Records excerpted from a collection
"""

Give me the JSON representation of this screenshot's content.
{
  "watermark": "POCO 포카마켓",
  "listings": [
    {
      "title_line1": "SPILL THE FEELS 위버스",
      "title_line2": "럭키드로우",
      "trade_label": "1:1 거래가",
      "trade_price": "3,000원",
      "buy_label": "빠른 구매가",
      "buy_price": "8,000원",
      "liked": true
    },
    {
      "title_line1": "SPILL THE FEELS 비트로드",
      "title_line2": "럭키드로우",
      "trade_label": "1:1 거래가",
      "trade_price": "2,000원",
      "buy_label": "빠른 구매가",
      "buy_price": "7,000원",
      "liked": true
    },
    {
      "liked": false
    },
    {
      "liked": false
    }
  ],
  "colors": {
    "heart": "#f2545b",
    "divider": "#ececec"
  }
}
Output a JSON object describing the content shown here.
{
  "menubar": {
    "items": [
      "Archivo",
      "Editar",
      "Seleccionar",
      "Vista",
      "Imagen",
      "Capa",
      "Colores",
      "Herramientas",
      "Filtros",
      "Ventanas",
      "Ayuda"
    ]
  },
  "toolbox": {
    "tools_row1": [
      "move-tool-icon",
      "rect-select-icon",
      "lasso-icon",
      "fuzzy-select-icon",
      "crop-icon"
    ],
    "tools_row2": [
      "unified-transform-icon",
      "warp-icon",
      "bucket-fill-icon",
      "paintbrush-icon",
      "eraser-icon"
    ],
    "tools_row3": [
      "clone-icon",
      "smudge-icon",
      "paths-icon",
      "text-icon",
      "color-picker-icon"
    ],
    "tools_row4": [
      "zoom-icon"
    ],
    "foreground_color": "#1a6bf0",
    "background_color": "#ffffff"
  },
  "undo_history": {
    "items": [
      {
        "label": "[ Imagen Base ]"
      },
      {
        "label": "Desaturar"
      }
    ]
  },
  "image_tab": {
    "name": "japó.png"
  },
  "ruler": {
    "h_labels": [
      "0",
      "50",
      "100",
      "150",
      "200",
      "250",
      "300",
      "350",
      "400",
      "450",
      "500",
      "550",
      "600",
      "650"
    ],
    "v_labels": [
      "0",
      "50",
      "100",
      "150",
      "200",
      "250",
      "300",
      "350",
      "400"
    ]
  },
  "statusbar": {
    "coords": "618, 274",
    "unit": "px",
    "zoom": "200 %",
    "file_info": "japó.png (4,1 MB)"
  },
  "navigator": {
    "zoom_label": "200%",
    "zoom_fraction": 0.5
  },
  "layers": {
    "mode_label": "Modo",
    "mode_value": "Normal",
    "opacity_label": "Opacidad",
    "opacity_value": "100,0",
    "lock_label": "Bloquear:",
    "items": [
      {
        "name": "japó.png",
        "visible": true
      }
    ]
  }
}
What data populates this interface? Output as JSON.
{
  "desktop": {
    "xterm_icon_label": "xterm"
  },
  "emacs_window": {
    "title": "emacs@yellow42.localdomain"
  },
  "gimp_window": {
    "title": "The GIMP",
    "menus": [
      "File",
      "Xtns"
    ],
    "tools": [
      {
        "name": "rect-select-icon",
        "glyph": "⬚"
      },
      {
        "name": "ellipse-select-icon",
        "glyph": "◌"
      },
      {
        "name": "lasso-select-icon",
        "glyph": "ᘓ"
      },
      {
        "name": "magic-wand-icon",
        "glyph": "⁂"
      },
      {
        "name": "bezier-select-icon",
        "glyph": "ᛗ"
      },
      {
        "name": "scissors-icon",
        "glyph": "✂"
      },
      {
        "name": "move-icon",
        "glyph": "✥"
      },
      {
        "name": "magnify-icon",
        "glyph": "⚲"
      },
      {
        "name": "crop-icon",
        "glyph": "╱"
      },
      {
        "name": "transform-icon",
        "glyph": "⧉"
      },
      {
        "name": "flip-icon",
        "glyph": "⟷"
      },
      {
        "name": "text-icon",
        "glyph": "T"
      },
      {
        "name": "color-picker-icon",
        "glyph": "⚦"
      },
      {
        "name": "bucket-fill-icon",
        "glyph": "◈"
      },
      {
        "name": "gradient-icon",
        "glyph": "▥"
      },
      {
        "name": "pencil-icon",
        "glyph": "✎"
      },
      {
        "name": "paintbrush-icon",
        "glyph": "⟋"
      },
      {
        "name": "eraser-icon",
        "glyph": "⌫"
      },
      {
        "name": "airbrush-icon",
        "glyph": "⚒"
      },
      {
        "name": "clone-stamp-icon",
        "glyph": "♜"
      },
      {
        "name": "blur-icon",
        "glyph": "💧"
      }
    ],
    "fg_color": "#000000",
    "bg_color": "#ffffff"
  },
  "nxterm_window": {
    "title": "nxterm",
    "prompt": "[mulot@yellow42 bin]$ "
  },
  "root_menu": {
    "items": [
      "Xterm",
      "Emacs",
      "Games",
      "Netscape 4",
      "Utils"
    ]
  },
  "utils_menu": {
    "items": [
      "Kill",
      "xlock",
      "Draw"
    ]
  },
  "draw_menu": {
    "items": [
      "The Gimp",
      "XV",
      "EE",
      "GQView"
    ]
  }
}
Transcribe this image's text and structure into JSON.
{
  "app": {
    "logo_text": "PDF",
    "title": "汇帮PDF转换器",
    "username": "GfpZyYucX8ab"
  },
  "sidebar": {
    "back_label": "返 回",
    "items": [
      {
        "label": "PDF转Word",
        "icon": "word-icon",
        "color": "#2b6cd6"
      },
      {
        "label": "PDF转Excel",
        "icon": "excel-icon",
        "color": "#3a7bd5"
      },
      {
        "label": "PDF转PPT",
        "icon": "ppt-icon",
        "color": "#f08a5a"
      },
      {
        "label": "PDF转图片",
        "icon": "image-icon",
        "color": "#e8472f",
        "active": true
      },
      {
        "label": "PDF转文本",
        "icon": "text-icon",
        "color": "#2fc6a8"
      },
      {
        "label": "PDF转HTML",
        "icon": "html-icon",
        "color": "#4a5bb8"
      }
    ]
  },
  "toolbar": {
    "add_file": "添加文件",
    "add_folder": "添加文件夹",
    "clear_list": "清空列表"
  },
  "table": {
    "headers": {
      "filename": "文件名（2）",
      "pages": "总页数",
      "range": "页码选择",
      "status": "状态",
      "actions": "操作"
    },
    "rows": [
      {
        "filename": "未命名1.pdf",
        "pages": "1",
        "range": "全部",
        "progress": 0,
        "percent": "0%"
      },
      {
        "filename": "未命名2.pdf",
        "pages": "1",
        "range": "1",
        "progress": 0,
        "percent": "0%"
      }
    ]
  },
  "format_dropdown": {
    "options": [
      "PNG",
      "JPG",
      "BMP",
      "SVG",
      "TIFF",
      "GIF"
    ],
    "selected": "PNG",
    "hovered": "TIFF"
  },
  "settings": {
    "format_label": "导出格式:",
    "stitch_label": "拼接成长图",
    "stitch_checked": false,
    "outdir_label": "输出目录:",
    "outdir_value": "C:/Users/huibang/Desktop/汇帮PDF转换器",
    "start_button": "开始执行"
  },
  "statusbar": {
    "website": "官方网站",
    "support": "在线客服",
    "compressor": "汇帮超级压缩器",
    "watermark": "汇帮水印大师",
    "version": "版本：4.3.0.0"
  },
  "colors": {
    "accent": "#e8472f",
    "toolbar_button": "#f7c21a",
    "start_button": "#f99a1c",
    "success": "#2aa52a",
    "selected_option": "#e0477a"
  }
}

"""

What you have to do
Go through the material above line by line and copy it exactly.

Exercise output
Give me the JSON representation of this screenshot's content.
{
  "watermark": "POCO 포카마켓",
  "listings": [
    {
      "title_line1": "SPILL THE FEELS 위버스",
      "title_line2": "럭키드로우",
      "trade_label": "1:1 거래가",
      "trade_price": "3,000원",
      "buy_label": "빠른 구매가",
      "buy_price": "8,000원",
      "liked": true
    },
    {
      "title_line1": "SPILL THE FEELS 비트로드",
      "title_line2": "럭키드로우",
      "trade_label": "1:1 거래가",
      "trade_price": "2,000원",
      "buy_label": "빠른 구매가",
      "buy_price": "7,000원",
      "liked": true
    },
    {
      "liked": false
    },
    {
      "liked": false
    }
  ],
  "colors": {
    "heart": "#f2545b",
    "divider": "#ececec"
  }
}
Output a JSON object describing the content shown here.
{
  "menubar": {
    "items": [
      "Archivo",
      "Editar",
      "Seleccionar",
      "Vista",
      "Imagen",
      "Capa",
      "Colores",
      "Herramientas",
      "Filtros",
      "Ventanas",
      "Ayuda"
    ]
  },
  "toolbox": {
    "tools_row1": [
      "move-tool-icon",
      "rect-select-icon",
      "lasso-icon",
      "fuzzy-select-icon",
      "crop-icon"
    ],
    "tools_row2": [
      "unified-transform-icon",
      "warp-icon",
      "bucket-fill-icon",
      "paintbrush-icon",
      "eraser-icon"
    ],
    "tools_row3": [
      "clone-icon",
      "smudge-icon",
      "paths-icon",
      "text-icon",
      "color-picker-icon"
    ],
    "tools_row4": [
      "zoom-icon"
    ],
    "foreground_color": "#1a6bf0",
    "background_color": "#ffffff"
  },
  "undo_history": {
    "items": [
      {
        "label": "[ Imagen Base ]"
      },
      {
        "label": "Desaturar"
      }
    ]
  },
  "image_tab": {
    "name": "japó.png"
  },
  "ruler": {
    "h_labels": [
      "0",
      "50",
      "100",
      "150",
      "200",
      "250",
      "300",
      "350",
      "400",
      "450",
      "500",
      "550",
      "600",
      "650"
    ],
    "v_labels": [
      "0",
      "50",
      "100",
      "150",
      "200",
      "250",
      "300",
      "350",
      "400"
    ]
  },
  "statusbar": {
    "coords": "618, 274",
    "unit": "px",
    "zoom": "200 %",
    "file_info": "japó.png (4,1 MB)"
  },
  "navigator": {
    "zoom_label": "200%",
    "zoom_fraction": 0.5
  },
  "layers": {
    "mode_label": "Modo",
    "mode_value": "Normal",
    "opacity_label": "Opacidad",
    "opacity_value": "100,0",
    "lock_label": "Bloquear:",
    "items": [
      {
        "name": "japó.png",
        "visible": true
      }
    ]
  }
}
What data populates this interface? Output as JSON.
{
  "desktop": {
    "xterm_icon_label": "xterm"
  },
  "emacs_window": {
    "title": "emacs@yellow42.localdomain"
  },
  "gimp_window": {
    "title": "The GIMP",
    "menus": [
      "File",
      "Xtns"
    ],
    "tools": [
      {
        "name": "rect-select-icon",
        "glyph": "⬚"
      },
      {
        "name": "ellipse-select-icon",
        "glyph": "◌"
      },
      {
        "name": "lasso-select-icon",
        "glyph": "ᘓ"
      },
      {
        "name": "magic-wand-icon",
        "glyph": "⁂"
      },
      {
        "name": "bezier-select-icon",
        "glyph": "ᛗ"
      },
      {
        "name": "scissors-icon",
        "glyph": "✂"
      },
      {
        "name": "move-icon",
        "glyph": "✥"
      },
      {
        "name": "magnify-icon",
        "glyph": "⚲"
      },
      {
        "name": "crop-icon",
        "glyph": "╱"
      },
      {
        "name": "transform-icon",
        "glyph": "⧉"
      },
      {
        "name": "flip-icon",
        "glyph": "⟷"
      },
      {
        "name": "text-icon",
        "glyph": "T"
      },
      {
        "name": "color-picker-icon",
        "glyph": "⚦"
      },
      {
        "name": "bucket-fill-icon",
        "glyph": "◈"
      },
      {
        "name": "gradient-icon",
        "glyph": "▥"
      },
      {
        "name": "pencil-icon",
        "glyph": "✎"
      },
      {
        "name": "paintbrush-icon",
        "glyph": "⟋"
      },
      {
        "name": "eraser-icon",
        "glyph": "⌫"
      },
      {
        "name": "airbrush-icon",
        "glyph": "⚒"
      },
      {
        "name": "clone-stamp-icon",
        "glyph": "♜"
      },
      {
        "name": "blur-icon",
        "glyph": "💧"
      }
    ],
    "fg_color": "#000000",
    "bg_color": "#ffffff"
  },
  "nxterm_window": {
    "title": "nxterm",
    "prompt": "[mulot@yellow42 bin]$ "
  },
  "root_menu": {
    "items": [
      "Xterm",
      "Emacs",
      "Games",
      "Netscape 4",
      "Utils"
    ]
  },
  "utils_menu": {
    "items": [
      "Kill",
      "xlock",
      "Draw"
    ]
  },
  "draw_menu": {
    "items": [
      "The Gimp",
      "XV",
      "EE",
      "GQView"
    ]
  }
}
Transcribe this image's text and structure into JSON.
{
  "app": {
    "logo_text": "PDF",
    "title": "汇帮PDF转换器",
    "username": "GfpZyYucX8ab"
  },
  "sidebar": {
    "back_label": "返 回",
    "items": [
      {
        "label": "PDF转Word",
        "icon": "word-icon",
        "color": "#2b6cd6"
      },
      {
        "label": "PDF转Excel",
        "icon": "excel-icon",
        "color": "#3a7bd5"
      },
      {
        "label": "PDF转PPT",
        "icon": "ppt-icon",
        "color": "#f08a5a"
      },
      {
        "label": "PDF转图片",
        "icon": "image-icon",
        "color": "#e8472f",
        "active": true
      },
      {
        "label": "PDF转文本",
        "icon": "text-icon",
        "color": "#2fc6a8"
      },
      {
        "label": "PDF转HTML",
        "icon": "html-icon",
        "color": "#4a5bb8"
      }
    ]
  },
  "toolbar": {
    "add_file": "添加文件",
    "add_folder": "添加文件夹",
    "clear_list": "清空列表"
  },
  "table": {
    "headers": {
      "filename": "文件名（2）",
      "pages": "总页数",
      "range": "页码选择",
      "status": "状态",
      "actions": "操作"
    },
    "rows": [
      {
        "filename": "未命名1.pdf",
        "pages": "1",
        "range": "全部",
        "progress": 0,
        "percent": "0%"
      },
      {
        "filename": "未命名2.pdf",
        "pages": "1",
        "range": "1",
        "progress": 0,
        "percent": "0%"
      }
    ]
  },
  "format_dropdown": {
    "options": [
      "PNG",
      "JPG",
      "BMP",
      "SVG",
      "TIFF",
      "GIF"
    ],
    "selected": "PNG",
    "hovered": "TIFF"
  },
  "settings": {
    "format_label": "导出格式:",
    "stitch_label": "拼接成长图",
    "stitch_checked": false,
    "outdir_label": "输出目录:",
    "outdir_value": "C:/Users/huibang/Desktop/汇帮PDF转换器",
    "start_button": "开始执行"
  },
  "statusbar": {
    "website": "官方网站",
    "support": "在线客服",
    "compressor": "汇帮超级压缩器",
    "watermark": "汇帮水印大师",
    "version": "版本：4.3.0.0"
  },
  "colors": {
    "accent": "#e8472f",
    "toolbar_button": "#f7c21a",
    "start_button": "#f99a1c",
    "success": "#2aa52a",
    "selected_option": "#e0477a"
  }
}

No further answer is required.